Your task is to copy every line of the entries that contains "荥阳市美迪电器厂".

-------------------------

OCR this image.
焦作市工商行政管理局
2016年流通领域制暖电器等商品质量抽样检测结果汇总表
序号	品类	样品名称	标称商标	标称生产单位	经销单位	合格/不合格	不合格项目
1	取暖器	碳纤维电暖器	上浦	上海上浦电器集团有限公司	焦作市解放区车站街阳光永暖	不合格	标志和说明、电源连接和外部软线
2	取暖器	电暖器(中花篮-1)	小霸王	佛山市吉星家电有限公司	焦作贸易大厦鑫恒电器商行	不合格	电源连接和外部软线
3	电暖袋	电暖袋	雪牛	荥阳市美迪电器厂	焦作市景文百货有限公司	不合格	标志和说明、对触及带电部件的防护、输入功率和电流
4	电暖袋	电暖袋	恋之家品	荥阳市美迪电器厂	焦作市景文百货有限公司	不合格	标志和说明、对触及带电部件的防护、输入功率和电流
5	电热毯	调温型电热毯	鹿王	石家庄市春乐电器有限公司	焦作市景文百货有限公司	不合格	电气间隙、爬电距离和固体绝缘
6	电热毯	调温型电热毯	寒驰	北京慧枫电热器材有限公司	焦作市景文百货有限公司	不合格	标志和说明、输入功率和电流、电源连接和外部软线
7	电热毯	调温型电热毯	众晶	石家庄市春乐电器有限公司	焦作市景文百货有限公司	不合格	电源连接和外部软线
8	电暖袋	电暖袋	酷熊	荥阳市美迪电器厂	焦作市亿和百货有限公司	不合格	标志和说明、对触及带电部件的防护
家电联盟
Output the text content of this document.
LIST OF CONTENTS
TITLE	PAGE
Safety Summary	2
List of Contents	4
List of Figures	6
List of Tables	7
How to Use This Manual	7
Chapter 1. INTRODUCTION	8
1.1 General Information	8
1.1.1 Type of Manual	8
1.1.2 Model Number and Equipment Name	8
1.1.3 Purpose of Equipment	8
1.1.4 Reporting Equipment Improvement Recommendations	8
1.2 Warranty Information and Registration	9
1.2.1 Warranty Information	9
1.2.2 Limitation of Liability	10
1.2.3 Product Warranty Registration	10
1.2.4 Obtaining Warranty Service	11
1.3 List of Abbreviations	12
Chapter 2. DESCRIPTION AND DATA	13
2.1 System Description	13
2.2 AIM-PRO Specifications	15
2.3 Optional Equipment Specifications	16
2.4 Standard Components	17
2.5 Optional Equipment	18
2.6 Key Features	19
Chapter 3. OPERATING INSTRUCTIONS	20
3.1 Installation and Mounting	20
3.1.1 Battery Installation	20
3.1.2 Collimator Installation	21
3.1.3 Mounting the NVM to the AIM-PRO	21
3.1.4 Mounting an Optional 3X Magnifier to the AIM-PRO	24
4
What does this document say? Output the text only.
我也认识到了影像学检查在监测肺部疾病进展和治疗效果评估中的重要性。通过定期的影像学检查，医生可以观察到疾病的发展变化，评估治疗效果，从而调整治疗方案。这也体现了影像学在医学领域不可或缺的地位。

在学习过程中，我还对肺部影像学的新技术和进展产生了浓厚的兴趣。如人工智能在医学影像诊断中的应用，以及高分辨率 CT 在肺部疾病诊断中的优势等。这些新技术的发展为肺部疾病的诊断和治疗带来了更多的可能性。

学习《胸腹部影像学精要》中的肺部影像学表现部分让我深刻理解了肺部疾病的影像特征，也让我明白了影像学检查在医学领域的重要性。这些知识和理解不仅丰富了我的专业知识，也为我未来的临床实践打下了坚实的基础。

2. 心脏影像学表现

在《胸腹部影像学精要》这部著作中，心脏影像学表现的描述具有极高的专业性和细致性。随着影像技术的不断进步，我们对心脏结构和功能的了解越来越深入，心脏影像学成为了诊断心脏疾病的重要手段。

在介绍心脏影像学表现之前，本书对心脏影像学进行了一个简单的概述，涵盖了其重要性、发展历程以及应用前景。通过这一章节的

-------------------------

### Solution below
3	电暖袋	电暖袋	雪牛	荥阳市美迪电器厂	焦作市景文百货有限公司	不合格	标志和说明、对触及带电部件的防护、输入功率和电流
4	电暖袋	电暖袋	恋之家品	荥阳市美迪电器厂	焦作市景文百货有限公司	不合格	标志和说明、对触及带电部件的防护、输入功率和电流
8	电暖袋	电暖袋	酷熊	荥阳市美迪电器厂	焦作市亿和百货有限公司	不合格	标志和说明、对触及带电部件的防护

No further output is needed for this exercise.